### Page:
>> begin

How to use Biom3d in Docker

Biom3d now has Docker images that you can find here. We will explore here some simples use-cases of those images.

What is Docker ?

Docker is a tool that lets you run software in isolated environments, called containers. These containers are based on images, prebuilt environments that contain everything the software needs to run (OS, libraries, Python, etc.). For example, the command docker run hello-world creates and runs a container from the official hello-world image. It download the image, create the container and execute the default command of the image.

Installing Docker

Installing Docker is a complex step and we strongly recommend asking your IT support.

For Windows you can use Docker Desktop.

Biom3d use Linux-based images, you must enable WSL2 Back-end or Hyper-V backend to run them.

Docker Desktop is also available on MacOs but Biom3d doesn’t have arm64 images yet.

For Linux, the installation process depends on the distribution.

With Docker Desktop

Unfortunatly, the images aren’t usable with Docker Desktop as it doesn’t allow to make a run with container parameters. However, it is a good mean to install Docker on your machine.

With command lines

Basic Docker commands

This section introduces the essential Docker commands. If you are already used to Docker you can skip to Running a Biom3d container.

Docker is separated in several submodules and three of them will be used in this tutorial : image, container and build.

Image

The image submodule is here to manipulate images. An image is a blueprint, it contains the whole environment, pre-built, ready-to-use.

It is defined by two part : the image name (or repository) and the tag. For example let’s take ubuntu:22.04 where ubuntu is the image name and 22.04, is the tag. The tag is here to differentiate the differents versions of the same image.

Those images are stored in repository such as DockerHub or directly on your machine. To download an image on your computer you use docker pull such as :

  docker pull helloworld
  docker pull ubuntu:22.04
  docker pull pytorch/pytorch:2.3.1-cuda11.8-cudnn8-runtime

It will download it from distant repository, default being DockerHub.

>> end

### Task 1:
According to the Biom3d Docker tutorial, why can't the Biom3d images be used with Docker Desktop?

### Data records:
>> begin

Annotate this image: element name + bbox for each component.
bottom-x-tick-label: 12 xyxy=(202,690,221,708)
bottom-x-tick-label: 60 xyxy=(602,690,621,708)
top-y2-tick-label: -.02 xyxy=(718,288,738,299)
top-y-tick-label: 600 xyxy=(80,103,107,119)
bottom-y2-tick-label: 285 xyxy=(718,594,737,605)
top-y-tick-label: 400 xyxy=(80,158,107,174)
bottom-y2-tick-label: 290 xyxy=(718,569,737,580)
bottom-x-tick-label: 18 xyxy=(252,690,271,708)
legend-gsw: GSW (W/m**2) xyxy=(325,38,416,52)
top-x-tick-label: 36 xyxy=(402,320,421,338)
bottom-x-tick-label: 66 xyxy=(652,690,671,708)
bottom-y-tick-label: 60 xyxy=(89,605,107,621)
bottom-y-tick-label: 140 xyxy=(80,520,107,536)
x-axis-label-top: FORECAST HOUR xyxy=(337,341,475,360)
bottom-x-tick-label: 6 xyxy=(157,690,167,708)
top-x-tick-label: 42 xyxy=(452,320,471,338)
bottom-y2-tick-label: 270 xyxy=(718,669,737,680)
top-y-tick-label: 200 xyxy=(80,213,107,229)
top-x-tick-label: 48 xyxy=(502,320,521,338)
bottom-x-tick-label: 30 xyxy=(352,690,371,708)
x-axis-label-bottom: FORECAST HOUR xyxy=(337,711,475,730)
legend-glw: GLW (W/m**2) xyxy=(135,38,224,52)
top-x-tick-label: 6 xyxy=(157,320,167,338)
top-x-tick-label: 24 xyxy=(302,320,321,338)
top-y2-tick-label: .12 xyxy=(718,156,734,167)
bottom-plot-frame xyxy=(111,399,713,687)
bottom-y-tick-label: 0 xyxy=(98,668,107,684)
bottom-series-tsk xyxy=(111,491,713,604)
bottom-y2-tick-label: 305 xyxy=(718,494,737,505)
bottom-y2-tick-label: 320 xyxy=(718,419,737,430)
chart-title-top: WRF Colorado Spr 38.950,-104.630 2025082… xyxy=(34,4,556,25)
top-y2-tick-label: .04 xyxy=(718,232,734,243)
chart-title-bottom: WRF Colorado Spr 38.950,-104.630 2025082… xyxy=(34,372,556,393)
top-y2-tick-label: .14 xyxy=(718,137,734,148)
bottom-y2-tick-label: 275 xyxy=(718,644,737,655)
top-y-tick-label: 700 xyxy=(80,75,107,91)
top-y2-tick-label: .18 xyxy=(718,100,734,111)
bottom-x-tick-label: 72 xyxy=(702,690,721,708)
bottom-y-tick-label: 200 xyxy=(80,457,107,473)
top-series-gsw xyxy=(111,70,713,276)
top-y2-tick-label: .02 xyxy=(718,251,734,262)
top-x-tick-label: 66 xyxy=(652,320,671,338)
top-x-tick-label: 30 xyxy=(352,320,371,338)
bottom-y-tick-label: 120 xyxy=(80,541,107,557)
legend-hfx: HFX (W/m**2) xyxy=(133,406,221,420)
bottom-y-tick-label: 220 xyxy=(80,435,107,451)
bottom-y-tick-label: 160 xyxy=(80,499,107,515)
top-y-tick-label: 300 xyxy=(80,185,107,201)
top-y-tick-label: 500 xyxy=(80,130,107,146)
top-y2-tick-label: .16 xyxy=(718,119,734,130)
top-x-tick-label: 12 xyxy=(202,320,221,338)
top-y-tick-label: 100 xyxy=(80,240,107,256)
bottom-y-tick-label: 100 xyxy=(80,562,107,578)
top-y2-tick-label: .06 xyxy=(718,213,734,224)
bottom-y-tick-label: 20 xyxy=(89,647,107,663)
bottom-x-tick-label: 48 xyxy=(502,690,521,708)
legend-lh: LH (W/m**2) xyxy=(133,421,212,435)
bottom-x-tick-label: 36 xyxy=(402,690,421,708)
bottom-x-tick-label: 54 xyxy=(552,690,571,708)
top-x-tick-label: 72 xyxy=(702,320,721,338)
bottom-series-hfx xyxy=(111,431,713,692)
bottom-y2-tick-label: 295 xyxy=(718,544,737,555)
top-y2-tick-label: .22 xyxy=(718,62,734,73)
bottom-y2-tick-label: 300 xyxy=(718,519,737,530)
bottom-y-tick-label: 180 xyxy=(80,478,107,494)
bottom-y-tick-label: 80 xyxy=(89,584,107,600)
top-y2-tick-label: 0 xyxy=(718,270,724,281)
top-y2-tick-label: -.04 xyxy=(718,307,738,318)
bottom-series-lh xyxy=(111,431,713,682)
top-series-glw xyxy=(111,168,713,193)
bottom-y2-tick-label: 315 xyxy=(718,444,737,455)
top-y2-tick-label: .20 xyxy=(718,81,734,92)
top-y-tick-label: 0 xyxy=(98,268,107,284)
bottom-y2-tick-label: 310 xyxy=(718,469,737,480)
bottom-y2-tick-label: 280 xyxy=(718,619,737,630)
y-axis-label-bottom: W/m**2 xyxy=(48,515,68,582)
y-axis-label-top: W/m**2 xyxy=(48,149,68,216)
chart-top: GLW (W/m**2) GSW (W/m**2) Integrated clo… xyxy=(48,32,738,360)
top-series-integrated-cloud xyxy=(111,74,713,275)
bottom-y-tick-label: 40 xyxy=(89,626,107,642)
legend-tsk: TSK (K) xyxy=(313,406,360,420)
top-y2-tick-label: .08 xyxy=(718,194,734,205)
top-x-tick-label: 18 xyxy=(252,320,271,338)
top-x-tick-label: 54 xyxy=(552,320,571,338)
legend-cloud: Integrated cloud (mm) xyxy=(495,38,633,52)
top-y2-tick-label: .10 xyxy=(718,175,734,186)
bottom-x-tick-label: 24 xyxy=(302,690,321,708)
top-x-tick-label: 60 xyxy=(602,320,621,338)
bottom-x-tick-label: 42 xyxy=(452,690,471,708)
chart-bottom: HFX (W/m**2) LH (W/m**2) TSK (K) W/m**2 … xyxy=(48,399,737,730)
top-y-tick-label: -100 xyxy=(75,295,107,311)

>> end
>> begin

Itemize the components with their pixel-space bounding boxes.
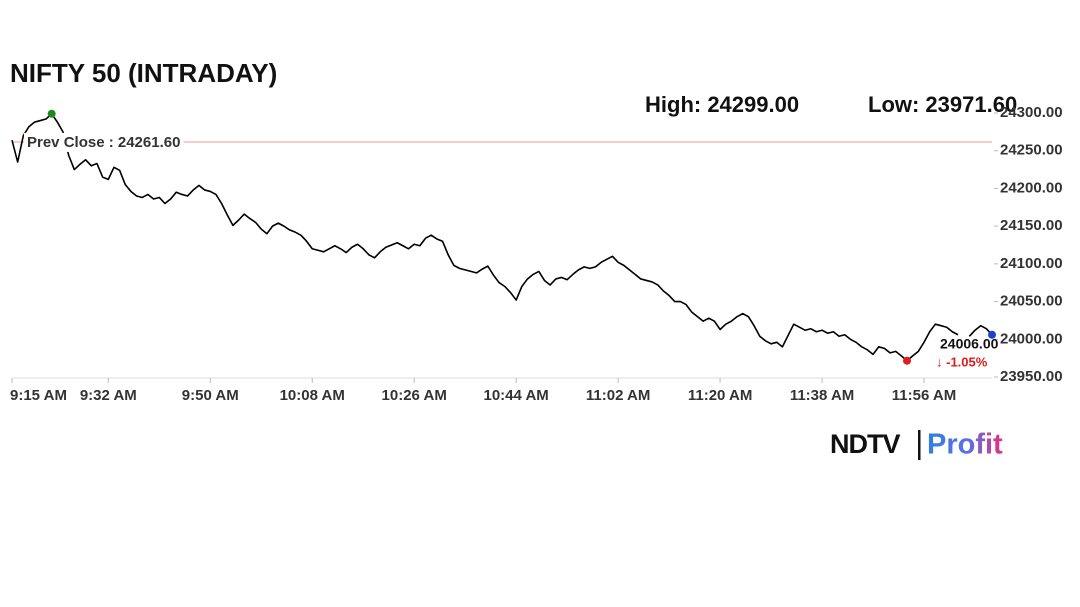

>> end

### Task 2:
Please return the lines of the records verbatim, beginning at the line that contains "Annotate this image: element" and ending after the line that contains "legend-gsw: GSW (W/m**2) xyxy=(325,38,416,52)".

### Final answer 1:
Docker Desktop doesn't allow a run to be made with container parameters, so the Biom3d images can't be used with it. It is still a good way to install Docker on the machine.

### Final answer 2:
Annotate this image: element name + bbox for each component.
bottom-x-tick-label: 12 xyxy=(202,690,221,708)
bottom-x-tick-label: 60 xyxy=(602,690,621,708)
top-y2-tick-label: -.02 xyxy=(718,288,738,299)
top-y-tick-label: 600 xyxy=(80,103,107,119)
bottom-y2-tick-label: 285 xyxy=(718,594,737,605)
top-y-tick-label: 400 xyxy=(80,158,107,174)
bottom-y2-tick-label: 290 xyxy=(718,569,737,580)
bottom-x-tick-label: 18 xyxy=(252,690,271,708)
legend-gsw: GSW (W/m**2) xyxy=(325,38,416,52)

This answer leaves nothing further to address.